*Task prompt:* Reproduce word for word everything in the forum thread on lockdown memories from "Also seeing the" down to "on its way.".

*Extract:*
-- Opening Marker --
That was just it, though: all of a sudden, so many of the most ordinary, innocent, everyday parts of life had suddenly been restricted or banned and it came as a huge shock to those of us not used to anything like that in a western democracy.

We would hear of people being arrested for not saluting the 'Dear Leader' and being told they had to choose a hairstyle from a government list or face punishment, and we would shake our heads in disbelief, thanking our lucky stars that we didn't have to live like that in our country. Then, all of a sudden, we found that we were banned from having a coffee and chat with friends or hugging family (outside of our own household) - and could be fined/punished/prosecuted if we did so.

It didn't help, either, with all of the self-appointed covid police who suddenly appeared in most neighbourhoods, with their binoculars, notebooks and phones with the local police number on speed dial.

alloalloallo · 11/03/2022 14:15

Also, the behaviour of some people appointing themselves the covid police and making up all sorts of their own crazy rules.

I remember seeing a post on Facebook from someone bitching about all their neighbours visitors. The neighbour spotted it and confirmed that the visitors were actually carers coming into care for her terminally ill mother.

A man took it upon himself to stand at a local junction and post photos on FB of all the cars he didn’t believe were out for essential reasons - how can you tell?

I wonder how they all get on with each other now? Neighbours tearing shreds off each other for not clapping for the NHS/going for 2 walks/buying wine in the co-op. A friend of mine told me that my daughter’s complete mental health breakdown was just one of those things, there was more important things to worry about - I still hate her for that.

ZoBo123 · 11/03/2022 14:17

Walking my dog and someone came walking towards me in the same side of the road. They walked straight into the road without looking to keep socially distanced. Would rather take their chances with the buses and other traffic in the main road than get within about 5 metres of me and the virus I might have and the minute chance I passed it on and made them sick.

Whatamesssss · 11/03/2022 14:17

@LethargeMarg

I found it really weird when they announced the soaps were stopping filming. I know in the grand scale of things it's really minor and I don't even really watch them but it was yet another normal thing that we took for granted stopping .
That was the moment that finally convinced my parents to stop going shopping every other day and let me do an online shop for them.
walkingbaby · 11/03/2022 14:22

This is so petty but mine is queuing outside of Sainsbury's in Nine Elms😂

Stayed at my mums during the start of the pandemic and the queue outsude of the big Sainsbury's was actually a JOKE. It'd go all the way down the road and round the corner. Everytime we went shopping I literally dreaded the queue the most

coloradoqueen · 11/03/2022 14:26

Also seeing the birthday cards all taped up in tesco as they were "non essential". What a load of bullshit 😂

towers14 · 11/03/2022 14:27

The post on here from a woman who was asking if she should report her dd's friend for having an 18th even if it meant that her dd would be arrested. Lots of posters saying they'd not let the dd back in the house if she went and yes she should report to police. That was my wtf moment, Gilead was on its way.

TimeSlipMushroom · 11/03/2022 14:36

All sorts of memories spring to mind but this one especially.
I caught covid in May 2020 as a front line nhs worker (due to totally inadequate PPE). I remember local Facebook militants were agast that someone at the other end of my village was positive and how they'd put the community at risk so I was careful not let local people know.

Clap for carers seemed to be a big thing for my neighbours who complained that I wasn't on my front door clapping when I was in isolation. Hmm
They were supposed to be clapping for people like me!
-- Closing Marker --
*Data for analysis:*
-- Opening Marker --
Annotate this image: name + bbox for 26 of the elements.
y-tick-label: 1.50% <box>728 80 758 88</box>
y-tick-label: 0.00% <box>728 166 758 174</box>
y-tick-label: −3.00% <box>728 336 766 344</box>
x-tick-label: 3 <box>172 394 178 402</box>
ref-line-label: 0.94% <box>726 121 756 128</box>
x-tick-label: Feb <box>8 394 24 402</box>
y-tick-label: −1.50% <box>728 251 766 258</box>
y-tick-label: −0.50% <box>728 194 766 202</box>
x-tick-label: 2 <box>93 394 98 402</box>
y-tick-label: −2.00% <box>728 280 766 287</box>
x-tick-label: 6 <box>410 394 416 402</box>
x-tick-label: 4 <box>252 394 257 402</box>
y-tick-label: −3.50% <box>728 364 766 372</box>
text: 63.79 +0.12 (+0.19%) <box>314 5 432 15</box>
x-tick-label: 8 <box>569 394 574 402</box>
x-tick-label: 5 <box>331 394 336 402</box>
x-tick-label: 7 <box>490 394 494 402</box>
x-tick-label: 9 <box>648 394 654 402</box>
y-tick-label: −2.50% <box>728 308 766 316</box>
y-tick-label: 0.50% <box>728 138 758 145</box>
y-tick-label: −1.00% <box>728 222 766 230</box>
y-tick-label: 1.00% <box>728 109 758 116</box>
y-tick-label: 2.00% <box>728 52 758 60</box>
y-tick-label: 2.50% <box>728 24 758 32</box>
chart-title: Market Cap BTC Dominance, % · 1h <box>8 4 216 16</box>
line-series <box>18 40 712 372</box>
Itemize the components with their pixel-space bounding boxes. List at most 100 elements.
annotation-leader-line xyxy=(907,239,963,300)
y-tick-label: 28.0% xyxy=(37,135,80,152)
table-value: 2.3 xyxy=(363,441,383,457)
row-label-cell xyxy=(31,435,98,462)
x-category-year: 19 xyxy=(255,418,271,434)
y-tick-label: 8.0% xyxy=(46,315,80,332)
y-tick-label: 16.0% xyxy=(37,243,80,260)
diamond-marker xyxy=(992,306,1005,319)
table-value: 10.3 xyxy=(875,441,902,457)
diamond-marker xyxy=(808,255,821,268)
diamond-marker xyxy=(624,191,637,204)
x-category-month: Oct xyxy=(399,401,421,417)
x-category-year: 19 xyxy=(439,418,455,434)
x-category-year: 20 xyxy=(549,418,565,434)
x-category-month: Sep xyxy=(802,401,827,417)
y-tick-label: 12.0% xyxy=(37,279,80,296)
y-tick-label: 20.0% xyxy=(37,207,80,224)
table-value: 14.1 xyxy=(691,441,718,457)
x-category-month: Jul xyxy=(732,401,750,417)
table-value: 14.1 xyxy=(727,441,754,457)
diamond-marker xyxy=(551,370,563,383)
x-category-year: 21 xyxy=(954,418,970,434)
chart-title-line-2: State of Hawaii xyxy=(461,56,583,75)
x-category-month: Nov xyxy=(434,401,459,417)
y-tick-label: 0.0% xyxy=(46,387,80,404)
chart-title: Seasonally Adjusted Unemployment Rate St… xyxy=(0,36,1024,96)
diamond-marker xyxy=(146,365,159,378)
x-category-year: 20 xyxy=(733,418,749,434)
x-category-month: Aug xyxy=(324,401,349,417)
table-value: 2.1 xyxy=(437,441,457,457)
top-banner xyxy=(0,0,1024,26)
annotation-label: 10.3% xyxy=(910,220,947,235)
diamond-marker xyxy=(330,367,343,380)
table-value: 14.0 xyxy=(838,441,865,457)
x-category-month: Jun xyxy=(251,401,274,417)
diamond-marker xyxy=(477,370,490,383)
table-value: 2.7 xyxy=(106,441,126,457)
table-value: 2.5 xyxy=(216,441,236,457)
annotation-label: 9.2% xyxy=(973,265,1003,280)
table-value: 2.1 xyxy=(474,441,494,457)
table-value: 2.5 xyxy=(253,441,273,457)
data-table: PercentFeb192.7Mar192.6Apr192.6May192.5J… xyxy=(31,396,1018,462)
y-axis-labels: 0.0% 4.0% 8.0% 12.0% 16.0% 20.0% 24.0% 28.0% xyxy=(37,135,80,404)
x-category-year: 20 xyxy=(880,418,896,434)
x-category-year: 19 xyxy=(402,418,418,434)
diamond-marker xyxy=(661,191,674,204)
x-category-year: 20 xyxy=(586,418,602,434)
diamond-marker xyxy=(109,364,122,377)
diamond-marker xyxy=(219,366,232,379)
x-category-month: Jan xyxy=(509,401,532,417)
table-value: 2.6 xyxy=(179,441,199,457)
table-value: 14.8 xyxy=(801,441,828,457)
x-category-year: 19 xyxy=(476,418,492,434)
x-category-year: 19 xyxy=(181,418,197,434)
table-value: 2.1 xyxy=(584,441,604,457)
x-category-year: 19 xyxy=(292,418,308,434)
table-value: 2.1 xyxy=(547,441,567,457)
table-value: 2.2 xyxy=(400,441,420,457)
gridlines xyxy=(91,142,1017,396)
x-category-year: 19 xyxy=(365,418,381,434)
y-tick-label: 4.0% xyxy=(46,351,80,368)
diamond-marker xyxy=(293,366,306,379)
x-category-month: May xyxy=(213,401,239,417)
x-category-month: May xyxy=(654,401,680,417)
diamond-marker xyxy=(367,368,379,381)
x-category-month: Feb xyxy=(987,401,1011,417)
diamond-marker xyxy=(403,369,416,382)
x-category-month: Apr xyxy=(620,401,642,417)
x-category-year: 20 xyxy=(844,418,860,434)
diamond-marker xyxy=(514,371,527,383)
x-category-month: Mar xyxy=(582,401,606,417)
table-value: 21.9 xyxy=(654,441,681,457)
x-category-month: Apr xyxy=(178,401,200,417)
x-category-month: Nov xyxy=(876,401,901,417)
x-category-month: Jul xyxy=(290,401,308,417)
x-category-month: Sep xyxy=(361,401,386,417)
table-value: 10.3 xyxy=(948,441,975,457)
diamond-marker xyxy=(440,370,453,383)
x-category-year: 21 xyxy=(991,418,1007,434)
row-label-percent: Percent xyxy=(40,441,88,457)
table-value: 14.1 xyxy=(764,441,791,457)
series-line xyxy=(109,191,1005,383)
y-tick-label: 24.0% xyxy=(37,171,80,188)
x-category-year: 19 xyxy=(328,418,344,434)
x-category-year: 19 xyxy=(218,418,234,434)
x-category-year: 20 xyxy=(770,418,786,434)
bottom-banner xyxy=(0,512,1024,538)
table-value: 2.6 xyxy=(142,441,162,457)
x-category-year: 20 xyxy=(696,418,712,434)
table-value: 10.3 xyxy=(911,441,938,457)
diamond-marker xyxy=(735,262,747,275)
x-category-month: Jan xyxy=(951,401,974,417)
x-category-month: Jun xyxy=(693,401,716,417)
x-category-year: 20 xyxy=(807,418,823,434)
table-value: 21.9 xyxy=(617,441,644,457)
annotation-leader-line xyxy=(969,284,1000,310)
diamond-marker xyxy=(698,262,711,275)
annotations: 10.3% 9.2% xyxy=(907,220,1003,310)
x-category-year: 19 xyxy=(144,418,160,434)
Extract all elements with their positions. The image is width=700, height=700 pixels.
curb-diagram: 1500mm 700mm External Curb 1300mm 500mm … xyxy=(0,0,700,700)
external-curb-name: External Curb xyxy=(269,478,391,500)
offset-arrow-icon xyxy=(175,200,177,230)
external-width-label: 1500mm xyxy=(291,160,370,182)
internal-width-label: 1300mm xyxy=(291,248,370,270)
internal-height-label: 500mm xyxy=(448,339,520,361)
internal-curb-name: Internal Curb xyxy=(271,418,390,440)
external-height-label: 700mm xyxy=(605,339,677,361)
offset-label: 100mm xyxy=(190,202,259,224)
-- Closing Marker --
*Solved exercise:*
Also seeing the birthday cards all taped up in tesco as they were "non essential". What a load of bullshit 😂

towers14 · 11/03/2022 14:27

The post on here from a woman who was asking if she should report her dd's friend for having an 18th even if it meant that her dd would be arrested. Lots of posters saying they'd not let the dd back in the house if she went and yes she should report to police. That was my wtf moment, Gilead was on its way.